■ LISTING
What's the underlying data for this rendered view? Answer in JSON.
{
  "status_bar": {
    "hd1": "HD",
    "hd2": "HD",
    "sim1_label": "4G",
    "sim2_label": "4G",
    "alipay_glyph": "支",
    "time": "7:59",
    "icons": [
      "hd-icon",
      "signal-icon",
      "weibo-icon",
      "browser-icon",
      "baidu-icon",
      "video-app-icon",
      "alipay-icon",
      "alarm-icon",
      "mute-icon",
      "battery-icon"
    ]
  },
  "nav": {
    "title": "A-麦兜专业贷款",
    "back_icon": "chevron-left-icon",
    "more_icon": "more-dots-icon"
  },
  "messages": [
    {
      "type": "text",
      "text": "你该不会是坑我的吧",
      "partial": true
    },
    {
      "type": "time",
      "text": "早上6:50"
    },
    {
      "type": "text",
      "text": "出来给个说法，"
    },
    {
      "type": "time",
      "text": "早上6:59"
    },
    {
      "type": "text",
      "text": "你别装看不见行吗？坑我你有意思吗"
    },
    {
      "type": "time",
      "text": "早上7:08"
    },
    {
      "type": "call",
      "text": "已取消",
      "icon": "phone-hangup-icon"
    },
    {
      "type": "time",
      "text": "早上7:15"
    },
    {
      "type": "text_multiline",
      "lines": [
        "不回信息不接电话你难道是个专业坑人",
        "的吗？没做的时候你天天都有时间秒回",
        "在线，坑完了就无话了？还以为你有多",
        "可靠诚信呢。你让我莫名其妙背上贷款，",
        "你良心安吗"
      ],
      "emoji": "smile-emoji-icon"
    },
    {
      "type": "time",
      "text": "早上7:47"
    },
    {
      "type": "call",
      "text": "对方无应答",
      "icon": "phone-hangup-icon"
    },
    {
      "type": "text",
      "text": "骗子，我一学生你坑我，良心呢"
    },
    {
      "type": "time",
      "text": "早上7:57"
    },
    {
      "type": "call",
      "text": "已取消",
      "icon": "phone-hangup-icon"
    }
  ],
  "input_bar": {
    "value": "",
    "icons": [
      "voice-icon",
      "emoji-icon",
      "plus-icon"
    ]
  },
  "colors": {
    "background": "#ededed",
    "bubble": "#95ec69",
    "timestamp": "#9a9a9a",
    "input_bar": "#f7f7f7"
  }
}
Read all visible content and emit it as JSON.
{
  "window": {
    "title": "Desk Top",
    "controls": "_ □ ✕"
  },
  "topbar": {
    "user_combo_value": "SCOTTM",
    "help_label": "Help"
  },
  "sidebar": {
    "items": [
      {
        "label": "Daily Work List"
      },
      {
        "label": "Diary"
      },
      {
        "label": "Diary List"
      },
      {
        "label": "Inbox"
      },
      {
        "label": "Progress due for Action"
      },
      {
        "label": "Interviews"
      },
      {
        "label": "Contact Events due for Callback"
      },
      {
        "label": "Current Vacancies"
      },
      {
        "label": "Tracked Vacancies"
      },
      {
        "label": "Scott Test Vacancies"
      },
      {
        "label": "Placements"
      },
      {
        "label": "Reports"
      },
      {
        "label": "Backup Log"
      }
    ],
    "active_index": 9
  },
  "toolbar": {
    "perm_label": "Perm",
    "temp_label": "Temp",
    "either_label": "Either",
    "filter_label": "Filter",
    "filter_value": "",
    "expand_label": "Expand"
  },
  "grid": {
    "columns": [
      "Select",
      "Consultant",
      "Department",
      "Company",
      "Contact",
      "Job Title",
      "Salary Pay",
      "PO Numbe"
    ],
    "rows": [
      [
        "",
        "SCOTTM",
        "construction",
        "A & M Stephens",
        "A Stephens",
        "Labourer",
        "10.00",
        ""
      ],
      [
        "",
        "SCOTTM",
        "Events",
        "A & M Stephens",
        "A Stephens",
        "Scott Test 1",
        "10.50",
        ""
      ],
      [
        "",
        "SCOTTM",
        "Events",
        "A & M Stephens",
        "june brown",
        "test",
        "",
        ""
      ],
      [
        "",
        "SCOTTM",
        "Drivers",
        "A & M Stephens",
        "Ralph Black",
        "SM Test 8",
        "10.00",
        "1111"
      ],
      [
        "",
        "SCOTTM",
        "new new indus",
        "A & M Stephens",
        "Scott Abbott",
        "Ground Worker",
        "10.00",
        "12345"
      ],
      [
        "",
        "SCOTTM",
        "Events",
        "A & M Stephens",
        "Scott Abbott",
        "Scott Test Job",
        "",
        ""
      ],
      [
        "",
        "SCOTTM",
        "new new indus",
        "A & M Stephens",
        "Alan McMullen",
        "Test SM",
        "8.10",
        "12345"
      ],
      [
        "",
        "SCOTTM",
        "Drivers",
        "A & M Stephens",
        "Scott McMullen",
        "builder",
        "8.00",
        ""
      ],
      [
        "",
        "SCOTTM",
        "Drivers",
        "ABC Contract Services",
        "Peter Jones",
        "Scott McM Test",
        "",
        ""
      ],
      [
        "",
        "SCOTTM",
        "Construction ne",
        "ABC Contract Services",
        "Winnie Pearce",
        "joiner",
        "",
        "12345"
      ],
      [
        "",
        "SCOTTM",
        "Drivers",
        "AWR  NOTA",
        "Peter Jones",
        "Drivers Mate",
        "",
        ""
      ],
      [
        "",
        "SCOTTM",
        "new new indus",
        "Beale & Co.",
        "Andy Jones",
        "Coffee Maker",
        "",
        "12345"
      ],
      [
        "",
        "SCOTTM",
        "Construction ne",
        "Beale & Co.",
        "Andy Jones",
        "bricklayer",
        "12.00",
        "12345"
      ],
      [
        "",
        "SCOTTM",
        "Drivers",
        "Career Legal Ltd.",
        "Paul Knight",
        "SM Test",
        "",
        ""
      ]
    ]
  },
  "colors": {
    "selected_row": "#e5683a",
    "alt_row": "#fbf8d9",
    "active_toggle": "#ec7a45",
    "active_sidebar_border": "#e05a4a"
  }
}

■ WORK TO BE COMPLETED
Print back all the lines verbatim.

■ OUTPUT BELOW
What's the underlying data for this rendered view? Answer in JSON.
{
  "status_bar": {
    "hd1": "HD",
    "hd2": "HD",
    "sim1_label": "4G",
    "sim2_label": "4G",
    "alipay_glyph": "支",
    "time": "7:59",
    "icons": [
      "hd-icon",
      "signal-icon",
      "weibo-icon",
      "browser-icon",
      "baidu-icon",
      "video-app-icon",
      "alipay-icon",
      "alarm-icon",
      "mute-icon",
      "battery-icon"
    ]
  },
  "nav": {
    "title": "A-麦兜专业贷款",
    "back_icon": "chevron-left-icon",
    "more_icon": "more-dots-icon"
  },
  "messages": [
    {
      "type": "text",
      "text": "你该不会是坑我的吧",
      "partial": true
    },
    {
      "type": "time",
      "text": "早上6:50"
    },
    {
      "type": "text",
      "text": "出来给个说法，"
    },
    {
      "type": "time",
      "text": "早上6:59"
    },
    {
      "type": "text",
      "text": "你别装看不见行吗？坑我你有意思吗"
    },
    {
      "type": "time",
      "text": "早上7:08"
    },
    {
      "type": "call",
      "text": "已取消",
      "icon": "phone-hangup-icon"
    },
    {
      "type": "time",
      "text": "早上7:15"
    },
    {
      "type": "text_multiline",
      "lines": [
        "不回信息不接电话你难道是个专业坑人",
        "的吗？没做的时候你天天都有时间秒回",
        "在线，坑完了就无话了？还以为你有多",
        "可靠诚信呢。你让我莫名其妙背上贷款，",
        "你良心安吗"
      ],
      "emoji": "smile-emoji-icon"
    },
    {
      "type": "time",
      "text": "早上7:47"
    },
    {
      "type": "call",
      "text": "对方无应答",
      "icon": "phone-hangup-icon"
    },
    {
      "type": "text",
      "text": "骗子，我一学生你坑我，良心呢"
    },
    {
      "type": "time",
      "text": "早上7:57"
    },
    {
      "type": "call",
      "text": "已取消",
      "icon": "phone-hangup-icon"
    }
  ],
  "input_bar": {
    "value": "",
    "icons": [
      "voice-icon",
      "emoji-icon",
      "plus-icon"
    ]
  },
  "colors": {
    "background": "#ededed",
    "bubble": "#95ec69",
    "timestamp": "#9a9a9a",
    "input_bar": "#f7f7f7"
  }
}
Read all visible content and emit it as JSON.
{
  "window": {
    "title": "Desk Top",
    "controls": "_ □ ✕"
  },
  "topbar": {
    "user_combo_value": "SCOTTM",
    "help_label": "Help"
  },
  "sidebar": {
    "items": [
      {
        "label": "Daily Work List"
      },
      {
        "label": "Diary"
      },
      {
        "label": "Diary List"
      },
      {
        "label": "Inbox"
      },
      {
        "label": "Progress due for Action"
      },
      {
        "label": "Interviews"
      },
      {
        "label": "Contact Events due for Callback"
      },
      {
        "label": "Current Vacancies"
      },
      {
        "label": "Tracked Vacancies"
      },
      {
        "label": "Scott Test Vacancies"
      },
      {
        "label": "Placements"
      },
      {
        "label": "Reports"
      },
      {
        "label": "Backup Log"
      }
    ],
    "active_index": 9
  },
  "toolbar": {
    "perm_label": "Perm",
    "temp_label": "Temp",
    "either_label": "Either",
    "filter_label": "Filter",
    "filter_value": "",
    "expand_label": "Expand"
  },
  "grid": {
    "columns": [
      "Select",
      "Consultant",
      "Department",
      "Company",
      "Contact",
      "Job Title",
      "Salary Pay",
      "PO Numbe"
    ],
    "rows": [
      [
        "",
        "SCOTTM",
        "construction",
        "A & M Stephens",
        "A Stephens",
        "Labourer",
        "10.00",
        ""
      ],
      [
        "",
        "SCOTTM",
        "Events",
        "A & M Stephens",
        "A Stephens",
        "Scott Test 1",
        "10.50",
        ""
      ],
      [
        "",
        "SCOTTM",
        "Events",
        "A & M Stephens",
        "june brown",
        "test",
        "",
        ""
      ],
      [
        "",
        "SCOTTM",
        "Drivers",
        "A & M Stephens",
        "Ralph Black",
        "SM Test 8",
        "10.00",
        "1111"
      ],
      [
        "",
        "SCOTTM",
        "new new indus",
        "A & M Stephens",
        "Scott Abbott",
        "Ground Worker",
        "10.00",
        "12345"
      ],
      [
        "",
        "SCOTTM",
        "Events",
        "A & M Stephens",
        "Scott Abbott",
        "Scott Test Job",
        "",
        ""
      ],
      [
        "",
        "SCOTTM",
        "new new indus",
        "A & M Stephens",
        "Alan McMullen",
        "Test SM",
        "8.10",
        "12345"
      ],
      [
        "",
        "SCOTTM",
        "Drivers",
        "A & M Stephens",
        "Scott McMullen",
        "builder",
        "8.00",
        ""
      ],
      [
        "",
        "SCOTTM",
        "Drivers",
        "ABC Contract Services",
        "Peter Jones",
        "Scott McM Test",
        "",
        ""
      ],
      [
        "",
        "SCOTTM",
        "Construction ne",
        "ABC Contract Services",
        "Winnie Pearce",
        "joiner",
        "",
        "12345"
      ],
      [
        "",
        "SCOTTM",
        "Drivers",
        "AWR  NOTA",
        "Peter Jones",
        "Drivers Mate",
        "",
        ""
      ],
      [
        "",
        "SCOTTM",
        "new new indus",
        "Beale & Co.",
        "Andy Jones",
        "Coffee Maker",
        "",
        "12345"
      ],
      [
        "",
        "SCOTTM",
        "Construction ne",
        "Beale & Co.",
        "Andy Jones",
        "bricklayer",
        "12.00",
        "12345"
      ],
      [
        "",
        "SCOTTM",
        "Drivers",
        "Career Legal Ltd.",
        "Paul Knight",
        "SM Test",
        "",
        ""
      ]
    ]
  },
  "colors": {
    "selected_row": "#e5683a",
    "alt_row": "#fbf8d9",
    "active_toggle": "#ec7a45",
    "active_sidebar_border": "#e05a4a"
  }
}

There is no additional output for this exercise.